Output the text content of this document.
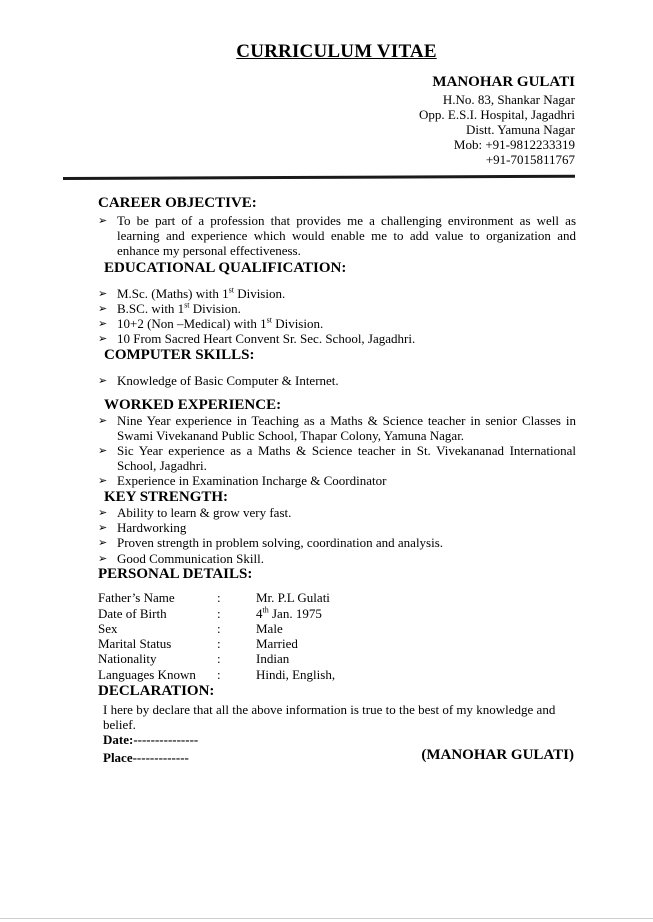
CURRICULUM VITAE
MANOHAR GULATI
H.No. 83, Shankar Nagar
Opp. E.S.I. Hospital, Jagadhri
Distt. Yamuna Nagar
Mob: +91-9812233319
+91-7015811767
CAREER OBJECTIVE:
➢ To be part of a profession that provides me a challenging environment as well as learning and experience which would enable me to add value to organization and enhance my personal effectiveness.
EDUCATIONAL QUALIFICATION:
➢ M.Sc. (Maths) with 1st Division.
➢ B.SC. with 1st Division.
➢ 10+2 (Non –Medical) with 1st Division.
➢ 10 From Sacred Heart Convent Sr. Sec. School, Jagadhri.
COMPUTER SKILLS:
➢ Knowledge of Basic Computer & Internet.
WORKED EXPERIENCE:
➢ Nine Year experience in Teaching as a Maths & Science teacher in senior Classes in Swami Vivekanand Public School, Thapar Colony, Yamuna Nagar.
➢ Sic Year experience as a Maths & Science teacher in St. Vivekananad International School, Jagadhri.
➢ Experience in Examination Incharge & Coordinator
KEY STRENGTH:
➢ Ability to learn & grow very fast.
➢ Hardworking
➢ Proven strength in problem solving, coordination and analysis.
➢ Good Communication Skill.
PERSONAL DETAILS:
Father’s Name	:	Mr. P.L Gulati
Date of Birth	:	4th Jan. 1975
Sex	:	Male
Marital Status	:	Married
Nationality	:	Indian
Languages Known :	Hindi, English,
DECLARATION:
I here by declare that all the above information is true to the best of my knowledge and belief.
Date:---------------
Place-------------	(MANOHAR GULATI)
--
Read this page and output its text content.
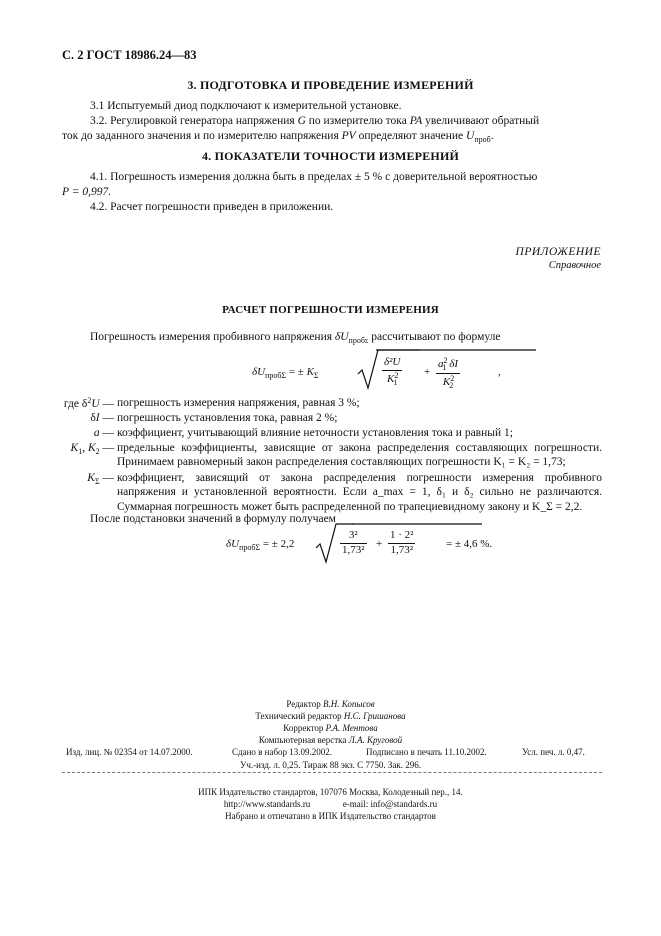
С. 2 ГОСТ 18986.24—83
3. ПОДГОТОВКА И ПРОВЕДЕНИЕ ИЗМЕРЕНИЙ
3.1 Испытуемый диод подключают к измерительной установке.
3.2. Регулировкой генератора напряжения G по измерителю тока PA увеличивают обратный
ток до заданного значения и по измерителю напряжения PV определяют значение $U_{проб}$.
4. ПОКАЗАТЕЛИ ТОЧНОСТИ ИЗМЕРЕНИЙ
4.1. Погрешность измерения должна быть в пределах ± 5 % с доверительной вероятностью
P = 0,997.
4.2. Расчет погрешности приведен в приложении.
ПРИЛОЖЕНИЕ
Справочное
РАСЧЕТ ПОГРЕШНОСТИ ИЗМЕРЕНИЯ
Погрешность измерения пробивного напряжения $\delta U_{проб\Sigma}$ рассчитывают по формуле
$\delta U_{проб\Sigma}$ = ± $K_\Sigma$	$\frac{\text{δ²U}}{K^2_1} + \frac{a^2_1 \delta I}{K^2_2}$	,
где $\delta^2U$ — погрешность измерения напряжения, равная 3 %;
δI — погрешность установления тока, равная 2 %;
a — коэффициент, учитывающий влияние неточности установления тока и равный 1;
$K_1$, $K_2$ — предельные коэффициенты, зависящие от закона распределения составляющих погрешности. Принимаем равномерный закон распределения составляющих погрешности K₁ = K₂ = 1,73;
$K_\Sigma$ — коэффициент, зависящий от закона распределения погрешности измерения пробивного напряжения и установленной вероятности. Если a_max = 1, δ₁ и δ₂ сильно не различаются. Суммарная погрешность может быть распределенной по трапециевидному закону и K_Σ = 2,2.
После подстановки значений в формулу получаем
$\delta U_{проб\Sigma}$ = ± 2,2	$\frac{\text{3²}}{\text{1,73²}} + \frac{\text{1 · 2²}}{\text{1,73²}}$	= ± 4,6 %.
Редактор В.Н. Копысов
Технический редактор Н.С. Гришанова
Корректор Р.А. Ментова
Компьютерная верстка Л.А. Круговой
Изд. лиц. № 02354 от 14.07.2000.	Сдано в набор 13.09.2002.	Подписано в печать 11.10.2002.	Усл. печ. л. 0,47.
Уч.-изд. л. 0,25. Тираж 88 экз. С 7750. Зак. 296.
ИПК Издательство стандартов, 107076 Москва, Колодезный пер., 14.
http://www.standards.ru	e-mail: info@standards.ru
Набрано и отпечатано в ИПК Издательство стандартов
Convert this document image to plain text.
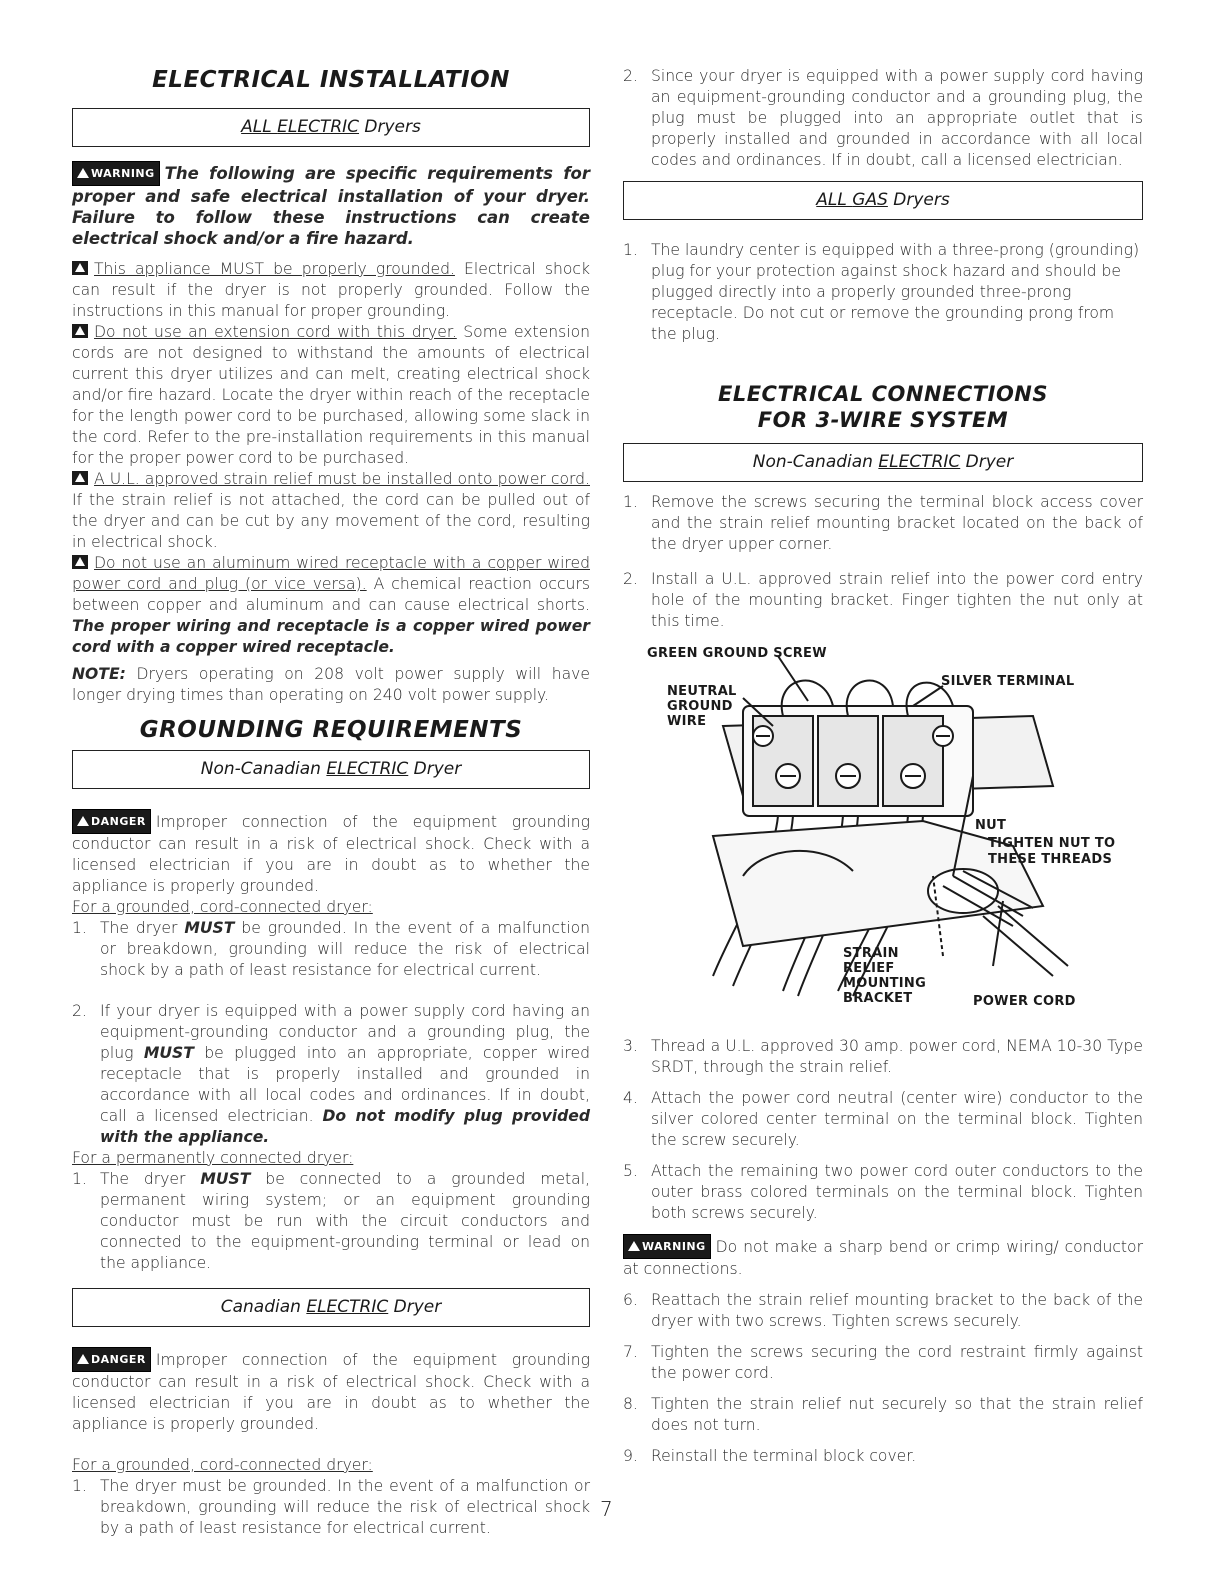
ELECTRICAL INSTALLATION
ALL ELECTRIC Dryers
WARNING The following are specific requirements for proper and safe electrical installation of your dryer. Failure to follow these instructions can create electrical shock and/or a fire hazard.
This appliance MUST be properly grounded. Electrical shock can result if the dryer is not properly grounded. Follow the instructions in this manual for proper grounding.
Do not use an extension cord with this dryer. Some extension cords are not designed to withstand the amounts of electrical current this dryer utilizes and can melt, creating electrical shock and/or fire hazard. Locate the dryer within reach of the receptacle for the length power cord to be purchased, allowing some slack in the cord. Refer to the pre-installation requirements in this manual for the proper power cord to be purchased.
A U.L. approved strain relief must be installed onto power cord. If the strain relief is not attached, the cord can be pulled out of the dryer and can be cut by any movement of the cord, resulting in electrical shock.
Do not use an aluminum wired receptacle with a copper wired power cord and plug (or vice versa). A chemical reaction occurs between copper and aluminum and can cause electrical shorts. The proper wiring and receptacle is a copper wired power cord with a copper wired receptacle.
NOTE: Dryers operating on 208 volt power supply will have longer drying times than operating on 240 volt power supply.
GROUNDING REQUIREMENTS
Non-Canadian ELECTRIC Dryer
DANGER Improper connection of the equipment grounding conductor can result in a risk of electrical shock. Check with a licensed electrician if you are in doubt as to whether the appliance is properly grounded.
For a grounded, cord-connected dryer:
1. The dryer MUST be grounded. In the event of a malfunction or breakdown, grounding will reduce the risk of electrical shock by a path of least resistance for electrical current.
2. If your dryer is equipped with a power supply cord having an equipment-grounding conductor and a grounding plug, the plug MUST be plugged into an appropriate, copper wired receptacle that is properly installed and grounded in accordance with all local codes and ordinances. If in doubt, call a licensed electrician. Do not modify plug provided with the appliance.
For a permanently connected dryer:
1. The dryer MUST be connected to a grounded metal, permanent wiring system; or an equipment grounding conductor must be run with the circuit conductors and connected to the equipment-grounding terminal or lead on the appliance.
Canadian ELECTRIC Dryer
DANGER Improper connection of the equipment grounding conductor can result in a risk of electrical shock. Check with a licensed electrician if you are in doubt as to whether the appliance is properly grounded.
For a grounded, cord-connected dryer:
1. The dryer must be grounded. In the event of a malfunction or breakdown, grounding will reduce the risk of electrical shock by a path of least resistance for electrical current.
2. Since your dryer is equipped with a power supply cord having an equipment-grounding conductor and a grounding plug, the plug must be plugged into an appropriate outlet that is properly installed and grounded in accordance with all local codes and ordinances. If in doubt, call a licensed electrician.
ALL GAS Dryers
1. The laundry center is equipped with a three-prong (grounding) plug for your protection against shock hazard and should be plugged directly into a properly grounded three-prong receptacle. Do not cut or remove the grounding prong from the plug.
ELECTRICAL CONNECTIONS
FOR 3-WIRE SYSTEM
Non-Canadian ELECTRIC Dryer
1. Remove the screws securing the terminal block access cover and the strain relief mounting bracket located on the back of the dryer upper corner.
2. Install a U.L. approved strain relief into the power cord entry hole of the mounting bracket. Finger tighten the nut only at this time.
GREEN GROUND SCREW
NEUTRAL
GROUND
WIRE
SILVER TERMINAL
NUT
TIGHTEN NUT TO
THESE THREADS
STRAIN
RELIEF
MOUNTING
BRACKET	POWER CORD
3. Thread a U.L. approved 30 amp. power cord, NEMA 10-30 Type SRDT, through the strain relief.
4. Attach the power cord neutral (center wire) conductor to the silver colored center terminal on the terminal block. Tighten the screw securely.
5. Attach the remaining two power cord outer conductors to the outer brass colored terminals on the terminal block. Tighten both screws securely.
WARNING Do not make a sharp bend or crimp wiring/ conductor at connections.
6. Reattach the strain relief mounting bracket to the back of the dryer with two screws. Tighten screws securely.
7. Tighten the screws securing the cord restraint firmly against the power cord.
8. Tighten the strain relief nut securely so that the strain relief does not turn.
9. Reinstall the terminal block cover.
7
...
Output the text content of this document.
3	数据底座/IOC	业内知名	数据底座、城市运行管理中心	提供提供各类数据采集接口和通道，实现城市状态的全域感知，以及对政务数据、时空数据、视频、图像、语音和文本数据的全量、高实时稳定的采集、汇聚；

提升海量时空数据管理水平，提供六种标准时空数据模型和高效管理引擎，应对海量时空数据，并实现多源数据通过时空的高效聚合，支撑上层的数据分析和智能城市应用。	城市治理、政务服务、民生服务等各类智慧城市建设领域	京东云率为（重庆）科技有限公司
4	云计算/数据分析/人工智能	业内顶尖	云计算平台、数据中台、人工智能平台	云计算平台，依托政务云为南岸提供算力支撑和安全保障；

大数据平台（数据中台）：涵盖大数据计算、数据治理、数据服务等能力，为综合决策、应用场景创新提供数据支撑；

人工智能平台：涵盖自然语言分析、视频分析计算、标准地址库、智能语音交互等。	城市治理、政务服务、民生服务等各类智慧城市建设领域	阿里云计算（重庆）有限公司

Job ::
From the data above, gather every line that includes the word "back".

Response ::
1. Remove the screws securing the terminal block access cover and the strain relief mounting bracket located on the back of the dryer upper corner.
6. Reattach the strain relief mounting bracket to the back of the dryer with two screws. Tighten screws securely.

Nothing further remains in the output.